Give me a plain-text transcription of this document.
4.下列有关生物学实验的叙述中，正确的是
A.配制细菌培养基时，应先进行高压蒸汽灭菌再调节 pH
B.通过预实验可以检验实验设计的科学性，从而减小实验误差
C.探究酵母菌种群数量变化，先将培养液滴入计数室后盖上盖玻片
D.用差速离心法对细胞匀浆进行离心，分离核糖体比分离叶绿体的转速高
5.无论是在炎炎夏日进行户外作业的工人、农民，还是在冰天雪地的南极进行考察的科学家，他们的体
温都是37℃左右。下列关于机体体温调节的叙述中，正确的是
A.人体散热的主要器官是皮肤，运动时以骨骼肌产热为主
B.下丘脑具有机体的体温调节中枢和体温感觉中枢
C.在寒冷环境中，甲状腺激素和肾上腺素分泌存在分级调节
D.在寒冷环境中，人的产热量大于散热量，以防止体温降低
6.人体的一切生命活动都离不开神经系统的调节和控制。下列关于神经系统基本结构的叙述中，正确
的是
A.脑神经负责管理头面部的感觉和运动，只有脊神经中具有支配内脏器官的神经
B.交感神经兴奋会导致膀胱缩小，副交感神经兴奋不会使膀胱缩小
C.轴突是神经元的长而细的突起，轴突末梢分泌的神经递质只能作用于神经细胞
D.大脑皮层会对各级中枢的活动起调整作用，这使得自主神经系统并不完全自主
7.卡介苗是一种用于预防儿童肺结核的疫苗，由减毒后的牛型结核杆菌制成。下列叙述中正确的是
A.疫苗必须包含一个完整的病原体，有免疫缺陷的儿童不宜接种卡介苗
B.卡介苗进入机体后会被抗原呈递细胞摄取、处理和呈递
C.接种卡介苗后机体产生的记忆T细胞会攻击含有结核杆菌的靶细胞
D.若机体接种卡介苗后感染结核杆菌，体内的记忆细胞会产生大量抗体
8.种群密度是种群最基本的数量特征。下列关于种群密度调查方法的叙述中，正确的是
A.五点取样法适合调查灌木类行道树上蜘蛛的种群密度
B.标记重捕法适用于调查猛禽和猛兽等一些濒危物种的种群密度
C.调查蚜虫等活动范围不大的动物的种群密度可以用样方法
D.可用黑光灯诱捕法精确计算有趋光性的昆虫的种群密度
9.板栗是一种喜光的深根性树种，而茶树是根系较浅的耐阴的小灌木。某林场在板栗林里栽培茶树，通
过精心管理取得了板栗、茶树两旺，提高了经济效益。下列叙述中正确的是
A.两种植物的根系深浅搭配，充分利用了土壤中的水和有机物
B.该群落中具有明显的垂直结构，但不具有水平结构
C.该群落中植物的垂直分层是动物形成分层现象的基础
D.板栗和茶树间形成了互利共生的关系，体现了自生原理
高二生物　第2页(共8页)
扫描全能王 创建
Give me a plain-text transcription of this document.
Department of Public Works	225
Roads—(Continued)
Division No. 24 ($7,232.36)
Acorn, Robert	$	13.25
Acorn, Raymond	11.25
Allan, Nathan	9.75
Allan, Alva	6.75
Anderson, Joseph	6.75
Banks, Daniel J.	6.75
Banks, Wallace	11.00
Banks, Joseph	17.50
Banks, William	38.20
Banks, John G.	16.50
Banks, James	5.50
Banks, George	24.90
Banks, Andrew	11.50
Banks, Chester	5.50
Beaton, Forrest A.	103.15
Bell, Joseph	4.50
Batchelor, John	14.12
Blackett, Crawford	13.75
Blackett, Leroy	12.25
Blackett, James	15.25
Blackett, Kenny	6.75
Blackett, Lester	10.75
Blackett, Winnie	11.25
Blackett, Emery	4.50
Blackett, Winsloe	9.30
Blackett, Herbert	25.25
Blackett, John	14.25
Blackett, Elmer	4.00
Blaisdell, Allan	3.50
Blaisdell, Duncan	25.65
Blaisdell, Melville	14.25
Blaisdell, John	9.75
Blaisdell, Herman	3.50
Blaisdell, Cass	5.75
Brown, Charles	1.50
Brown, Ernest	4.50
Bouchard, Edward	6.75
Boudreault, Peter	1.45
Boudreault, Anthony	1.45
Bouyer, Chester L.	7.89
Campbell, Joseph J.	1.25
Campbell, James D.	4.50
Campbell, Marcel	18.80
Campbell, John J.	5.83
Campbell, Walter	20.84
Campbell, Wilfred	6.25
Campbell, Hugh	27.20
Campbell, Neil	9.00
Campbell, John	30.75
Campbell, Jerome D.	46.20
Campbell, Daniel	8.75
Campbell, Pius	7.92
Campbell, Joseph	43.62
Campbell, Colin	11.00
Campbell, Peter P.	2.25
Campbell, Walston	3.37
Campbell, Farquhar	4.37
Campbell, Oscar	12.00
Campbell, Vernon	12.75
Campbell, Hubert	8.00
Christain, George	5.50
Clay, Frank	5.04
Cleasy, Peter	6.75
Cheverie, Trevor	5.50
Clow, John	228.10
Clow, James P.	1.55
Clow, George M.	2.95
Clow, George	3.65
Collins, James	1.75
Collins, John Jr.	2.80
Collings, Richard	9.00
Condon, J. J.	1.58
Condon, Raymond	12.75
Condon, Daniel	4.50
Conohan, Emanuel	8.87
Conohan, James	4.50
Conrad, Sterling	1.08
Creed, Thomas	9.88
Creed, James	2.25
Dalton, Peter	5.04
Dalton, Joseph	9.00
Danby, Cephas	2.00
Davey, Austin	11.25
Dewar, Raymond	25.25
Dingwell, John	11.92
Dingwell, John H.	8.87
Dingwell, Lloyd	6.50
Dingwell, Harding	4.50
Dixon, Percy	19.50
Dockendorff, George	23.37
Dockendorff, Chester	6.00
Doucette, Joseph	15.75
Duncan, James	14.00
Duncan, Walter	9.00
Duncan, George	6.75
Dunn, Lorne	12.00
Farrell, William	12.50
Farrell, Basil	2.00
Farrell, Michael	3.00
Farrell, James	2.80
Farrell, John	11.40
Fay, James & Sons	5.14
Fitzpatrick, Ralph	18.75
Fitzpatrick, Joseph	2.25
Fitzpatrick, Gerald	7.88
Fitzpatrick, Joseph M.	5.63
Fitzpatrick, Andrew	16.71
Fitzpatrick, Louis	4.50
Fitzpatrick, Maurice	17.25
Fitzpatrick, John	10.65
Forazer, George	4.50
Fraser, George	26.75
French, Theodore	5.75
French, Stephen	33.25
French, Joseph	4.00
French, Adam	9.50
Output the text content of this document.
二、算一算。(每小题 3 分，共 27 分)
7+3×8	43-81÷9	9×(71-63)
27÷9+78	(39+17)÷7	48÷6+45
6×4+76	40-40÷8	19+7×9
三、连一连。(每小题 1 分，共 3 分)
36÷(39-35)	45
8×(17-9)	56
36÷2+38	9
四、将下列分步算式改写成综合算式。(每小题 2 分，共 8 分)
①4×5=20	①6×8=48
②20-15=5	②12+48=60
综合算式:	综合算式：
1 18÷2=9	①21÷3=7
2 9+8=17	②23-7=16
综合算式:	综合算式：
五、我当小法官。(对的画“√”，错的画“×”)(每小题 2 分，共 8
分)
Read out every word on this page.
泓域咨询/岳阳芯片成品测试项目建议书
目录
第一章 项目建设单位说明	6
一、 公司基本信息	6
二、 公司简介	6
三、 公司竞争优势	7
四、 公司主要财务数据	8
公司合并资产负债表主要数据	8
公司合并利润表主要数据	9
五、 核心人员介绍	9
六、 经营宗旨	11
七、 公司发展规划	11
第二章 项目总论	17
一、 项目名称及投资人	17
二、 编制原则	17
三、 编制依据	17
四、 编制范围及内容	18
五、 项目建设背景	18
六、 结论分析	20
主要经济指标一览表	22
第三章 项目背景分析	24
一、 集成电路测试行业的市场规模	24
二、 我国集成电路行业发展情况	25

============

**Direction:**
Count each line of the entries that holds the word "Allan", then state the total and nothing more.

**The answer:**
3